◆ **Exercise prompt**
What follows is a listing. Return every line of it exactly.

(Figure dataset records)

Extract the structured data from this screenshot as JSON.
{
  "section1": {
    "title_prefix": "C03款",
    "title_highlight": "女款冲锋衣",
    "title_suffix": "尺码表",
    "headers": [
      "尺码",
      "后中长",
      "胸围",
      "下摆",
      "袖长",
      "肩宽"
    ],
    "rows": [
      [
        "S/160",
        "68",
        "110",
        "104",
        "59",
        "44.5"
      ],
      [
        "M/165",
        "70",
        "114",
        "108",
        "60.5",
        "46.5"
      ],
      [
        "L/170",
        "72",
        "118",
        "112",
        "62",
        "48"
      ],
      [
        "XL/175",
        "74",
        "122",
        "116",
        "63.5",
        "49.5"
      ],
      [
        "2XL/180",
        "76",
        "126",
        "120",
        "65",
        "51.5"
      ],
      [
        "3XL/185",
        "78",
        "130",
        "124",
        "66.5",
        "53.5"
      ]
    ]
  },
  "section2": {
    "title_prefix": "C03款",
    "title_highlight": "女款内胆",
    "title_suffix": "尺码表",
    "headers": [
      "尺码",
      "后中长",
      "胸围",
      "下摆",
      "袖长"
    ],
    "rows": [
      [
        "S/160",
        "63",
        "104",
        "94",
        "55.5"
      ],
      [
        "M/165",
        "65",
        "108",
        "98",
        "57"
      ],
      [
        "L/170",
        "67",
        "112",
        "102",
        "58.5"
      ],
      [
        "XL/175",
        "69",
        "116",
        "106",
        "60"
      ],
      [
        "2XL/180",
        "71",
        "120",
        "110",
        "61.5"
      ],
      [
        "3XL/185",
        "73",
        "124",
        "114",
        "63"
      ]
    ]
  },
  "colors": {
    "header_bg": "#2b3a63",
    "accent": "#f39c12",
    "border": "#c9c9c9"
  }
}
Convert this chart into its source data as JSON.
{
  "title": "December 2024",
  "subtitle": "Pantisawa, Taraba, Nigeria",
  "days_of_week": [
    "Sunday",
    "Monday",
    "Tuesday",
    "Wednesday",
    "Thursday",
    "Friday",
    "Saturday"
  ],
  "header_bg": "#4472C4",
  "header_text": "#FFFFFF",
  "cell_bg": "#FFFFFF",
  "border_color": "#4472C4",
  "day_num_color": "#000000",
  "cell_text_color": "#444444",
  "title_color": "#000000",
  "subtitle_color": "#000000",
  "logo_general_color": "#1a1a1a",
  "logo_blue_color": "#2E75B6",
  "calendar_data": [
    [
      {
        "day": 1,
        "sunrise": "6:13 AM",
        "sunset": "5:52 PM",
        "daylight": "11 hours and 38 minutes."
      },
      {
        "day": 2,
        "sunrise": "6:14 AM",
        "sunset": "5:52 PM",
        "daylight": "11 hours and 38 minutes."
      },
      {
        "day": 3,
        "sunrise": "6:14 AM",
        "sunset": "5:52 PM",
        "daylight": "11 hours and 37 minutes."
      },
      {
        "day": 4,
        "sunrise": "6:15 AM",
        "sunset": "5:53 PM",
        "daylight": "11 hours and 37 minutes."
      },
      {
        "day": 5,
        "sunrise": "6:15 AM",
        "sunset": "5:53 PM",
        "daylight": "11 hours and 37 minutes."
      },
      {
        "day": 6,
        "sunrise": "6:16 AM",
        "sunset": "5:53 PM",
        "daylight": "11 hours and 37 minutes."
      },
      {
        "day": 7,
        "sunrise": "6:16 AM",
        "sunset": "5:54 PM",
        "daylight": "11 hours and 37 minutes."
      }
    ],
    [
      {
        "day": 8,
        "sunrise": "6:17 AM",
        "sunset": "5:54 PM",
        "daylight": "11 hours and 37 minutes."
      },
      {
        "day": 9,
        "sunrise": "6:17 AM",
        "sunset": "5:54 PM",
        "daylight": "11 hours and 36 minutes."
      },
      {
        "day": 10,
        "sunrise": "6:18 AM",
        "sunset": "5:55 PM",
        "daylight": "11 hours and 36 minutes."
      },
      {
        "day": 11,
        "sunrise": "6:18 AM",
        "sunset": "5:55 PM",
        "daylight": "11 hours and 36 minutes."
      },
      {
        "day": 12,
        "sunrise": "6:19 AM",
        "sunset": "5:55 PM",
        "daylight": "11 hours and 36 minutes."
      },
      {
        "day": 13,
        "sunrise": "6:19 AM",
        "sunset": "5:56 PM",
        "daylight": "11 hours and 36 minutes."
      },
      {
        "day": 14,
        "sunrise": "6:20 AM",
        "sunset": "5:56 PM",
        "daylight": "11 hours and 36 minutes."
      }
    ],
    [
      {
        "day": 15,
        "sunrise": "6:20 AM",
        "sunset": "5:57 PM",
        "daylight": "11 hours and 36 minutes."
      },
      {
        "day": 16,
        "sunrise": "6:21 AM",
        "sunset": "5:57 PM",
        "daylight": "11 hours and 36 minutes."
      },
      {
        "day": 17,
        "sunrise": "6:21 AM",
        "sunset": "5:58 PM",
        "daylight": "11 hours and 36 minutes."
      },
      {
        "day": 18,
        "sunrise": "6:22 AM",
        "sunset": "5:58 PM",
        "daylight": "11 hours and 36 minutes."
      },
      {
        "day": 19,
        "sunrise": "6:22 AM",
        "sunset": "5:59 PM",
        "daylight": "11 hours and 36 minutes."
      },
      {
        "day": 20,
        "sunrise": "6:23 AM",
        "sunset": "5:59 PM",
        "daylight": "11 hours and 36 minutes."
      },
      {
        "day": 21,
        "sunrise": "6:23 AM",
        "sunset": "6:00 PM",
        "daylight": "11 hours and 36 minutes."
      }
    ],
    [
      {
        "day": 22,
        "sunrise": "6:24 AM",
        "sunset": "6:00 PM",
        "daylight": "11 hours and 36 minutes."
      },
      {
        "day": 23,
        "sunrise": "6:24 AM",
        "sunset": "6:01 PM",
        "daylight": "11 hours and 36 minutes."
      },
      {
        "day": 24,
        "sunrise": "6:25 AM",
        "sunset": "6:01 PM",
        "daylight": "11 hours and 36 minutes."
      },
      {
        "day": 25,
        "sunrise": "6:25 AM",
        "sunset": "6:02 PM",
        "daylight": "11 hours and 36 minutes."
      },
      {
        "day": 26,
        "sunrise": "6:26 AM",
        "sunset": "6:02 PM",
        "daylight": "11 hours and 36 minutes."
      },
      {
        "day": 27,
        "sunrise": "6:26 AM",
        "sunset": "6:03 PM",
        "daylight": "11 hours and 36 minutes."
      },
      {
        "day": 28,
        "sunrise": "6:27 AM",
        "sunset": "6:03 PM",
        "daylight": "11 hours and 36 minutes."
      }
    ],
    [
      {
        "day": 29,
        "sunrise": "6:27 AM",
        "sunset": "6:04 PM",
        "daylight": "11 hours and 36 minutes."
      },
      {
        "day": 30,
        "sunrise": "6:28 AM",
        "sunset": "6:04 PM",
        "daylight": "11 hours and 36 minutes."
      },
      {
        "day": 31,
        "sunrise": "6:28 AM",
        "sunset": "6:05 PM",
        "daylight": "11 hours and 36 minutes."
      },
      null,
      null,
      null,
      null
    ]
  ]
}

◆ **Written response**
Extract the structured data from this screenshot as JSON.
{
  "section1": {
    "title_prefix": "C03款",
    "title_highlight": "女款冲锋衣",
    "title_suffix": "尺码表",
    "headers": [
      "尺码",
      "后中长",
      "胸围",
      "下摆",
      "袖长",
      "肩宽"
    ],
    "rows": [
      [
        "S/160",
        "68",
        "110",
        "104",
        "59",
        "44.5"
      ],
      [
        "M/165",
        "70",
        "114",
        "108",
        "60.5",
        "46.5"
      ],
      [
        "L/170",
        "72",
        "118",
        "112",
        "62",
        "48"
      ],
      [
        "XL/175",
        "74",
        "122",
        "116",
        "63.5",
        "49.5"
      ],
      [
        "2XL/180",
        "76",
        "126",
        "120",
        "65",
        "51.5"
      ],
      [
        "3XL/185",
        "78",
        "130",
        "124",
        "66.5",
        "53.5"
      ]
    ]
  },
  "section2": {
    "title_prefix": "C03款",
    "title_highlight": "女款内胆",
    "title_suffix": "尺码表",
    "headers": [
      "尺码",
      "后中长",
      "胸围",
      "下摆",
      "袖长"
    ],
    "rows": [
      [
        "S/160",
        "63",
        "104",
        "94",
        "55.5"
      ],
      [
        "M/165",
        "65",
        "108",
        "98",
        "57"
      ],
      [
        "L/170",
        "67",
        "112",
        "102",
        "58.5"
      ],
      [
        "XL/175",
        "69",
        "116",
        "106",
        "60"
      ],
      [
        "2XL/180",
        "71",
        "120",
        "110",
        "61.5"
      ],
      [
        "3XL/185",
        "73",
        "124",
        "114",
        "63"
      ]
    ]
  },
  "colors": {
    "header_bg": "#2b3a63",
    "accent": "#f39c12",
    "border": "#c9c9c9"
  }
}
Convert this chart into its source data as JSON.
{
  "title": "December 2024",
  "subtitle": "Pantisawa, Taraba, Nigeria",
  "days_of_week": [
    "Sunday",
    "Monday",
    "Tuesday",
    "Wednesday",
    "Thursday",
    "Friday",
    "Saturday"
  ],
  "header_bg": "#4472C4",
  "header_text": "#FFFFFF",
  "cell_bg": "#FFFFFF",
  "border_color": "#4472C4",
  "day_num_color": "#000000",
  "cell_text_color": "#444444",
  "title_color": "#000000",
  "subtitle_color": "#000000",
  "logo_general_color": "#1a1a1a",
  "logo_blue_color": "#2E75B6",
  "calendar_data": [
    [
      {
        "day": 1,
        "sunrise": "6:13 AM",
        "sunset": "5:52 PM",
        "daylight": "11 hours and 38 minutes."
      },
      {
        "day": 2,
        "sunrise": "6:14 AM",
        "sunset": "5:52 PM",
        "daylight": "11 hours and 38 minutes."
      },
      {
        "day": 3,
        "sunrise": "6:14 AM",
        "sunset": "5:52 PM",
        "daylight": "11 hours and 37 minutes."
      },
      {
        "day": 4,
        "sunrise": "6:15 AM",
        "sunset": "5:53 PM",
        "daylight": "11 hours and 37 minutes."
      },
      {
        "day": 5,
        "sunrise": "6:15 AM",
        "sunset": "5:53 PM",
        "daylight": "11 hours and 37 minutes."
      },
      {
        "day": 6,
        "sunrise": "6:16 AM",
        "sunset": "5:53 PM",
        "daylight": "11 hours and 37 minutes."
      },
      {
        "day": 7,
        "sunrise": "6:16 AM",
        "sunset": "5:54 PM",
        "daylight": "11 hours and 37 minutes."
      }
    ],
    [
      {
        "day": 8,
        "sunrise": "6:17 AM",
        "sunset": "5:54 PM",
        "daylight": "11 hours and 37 minutes."
      },
      {
        "day": 9,
        "sunrise": "6:17 AM",
        "sunset": "5:54 PM",
        "daylight": "11 hours and 36 minutes."
      },
      {
        "day": 10,
        "sunrise": "6:18 AM",
        "sunset": "5:55 PM",
        "daylight": "11 hours and 36 minutes."
      },
      {
        "day": 11,
        "sunrise": "6:18 AM",
        "sunset": "5:55 PM",
        "daylight": "11 hours and 36 minutes."
      },
      {
        "day": 12,
        "sunrise": "6:19 AM",
        "sunset": "5:55 PM",
        "daylight": "11 hours and 36 minutes."
      },
      {
        "day": 13,
        "sunrise": "6:19 AM",
        "sunset": "5:56 PM",
        "daylight": "11 hours and 36 minutes."
      },
      {
        "day": 14,
        "sunrise": "6:20 AM",
        "sunset": "5:56 PM",
        "daylight": "11 hours and 36 minutes."
      }
    ],
    [
      {
        "day": 15,
        "sunrise": "6:20 AM",
        "sunset": "5:57 PM",
        "daylight": "11 hours and 36 minutes."
      },
      {
        "day": 16,
        "sunrise": "6:21 AM",
        "sunset": "5:57 PM",
        "daylight": "11 hours and 36 minutes."
      },
      {
        "day": 17,
        "sunrise": "6:21 AM",
        "sunset": "5:58 PM",
        "daylight": "11 hours and 36 minutes."
      },
      {
        "day": 18,
        "sunrise": "6:22 AM",
        "sunset": "5:58 PM",
        "daylight": "11 hours and 36 minutes."
      },
      {
        "day": 19,
        "sunrise": "6:22 AM",
        "sunset": "5:59 PM",
        "daylight": "11 hours and 36 minutes."
      },
      {
        "day": 20,
        "sunrise": "6:23 AM",
        "sunset": "5:59 PM",
        "daylight": "11 hours and 36 minutes."
      },
      {
        "day": 21,
        "sunrise": "6:23 AM",
        "sunset": "6:00 PM",
        "daylight": "11 hours and 36 minutes."
      }
    ],
    [
      {
        "day": 22,
        "sunrise": "6:24 AM",
        "sunset": "6:00 PM",
        "daylight": "11 hours and 36 minutes."
      },
      {
        "day": 23,
        "sunrise": "6:24 AM",
        "sunset": "6:01 PM",
        "daylight": "11 hours and 36 minutes."
      },
      {
        "day": 24,
        "sunrise": "6:25 AM",
        "sunset": "6:01 PM",
        "daylight": "11 hours and 36 minutes."
      },
      {
        "day": 25,
        "sunrise": "6:25 AM",
        "sunset": "6:02 PM",
        "daylight": "11 hours and 36 minutes."
      },
      {
        "day": 26,
        "sunrise": "6:26 AM",
        "sunset": "6:02 PM",
        "daylight": "11 hours and 36 minutes."
      },
      {
        "day": 27,
        "sunrise": "6:26 AM",
        "sunset": "6:03 PM",
        "daylight": "11 hours and 36 minutes."
      },
      {
        "day": 28,
        "sunrise": "6:27 AM",
        "sunset": "6:03 PM",
        "daylight": "11 hours and 36 minutes."
      }
    ],
    [
      {
        "day": 29,
        "sunrise": "6:27 AM",
        "sunset": "6:04 PM",
        "daylight": "11 hours and 36 minutes."
      },
      {
        "day": 30,
        "sunrise": "6:28 AM",
        "sunset": "6:04 PM",
        "daylight": "11 hours and 36 minutes."
      },
      {
        "day": 31,
        "sunrise": "6:28 AM",
        "sunset": "6:05 PM",
        "daylight": "11 hours and 36 minutes."
      },
      null,
      null,
      null,
      null
    ]
  ]
}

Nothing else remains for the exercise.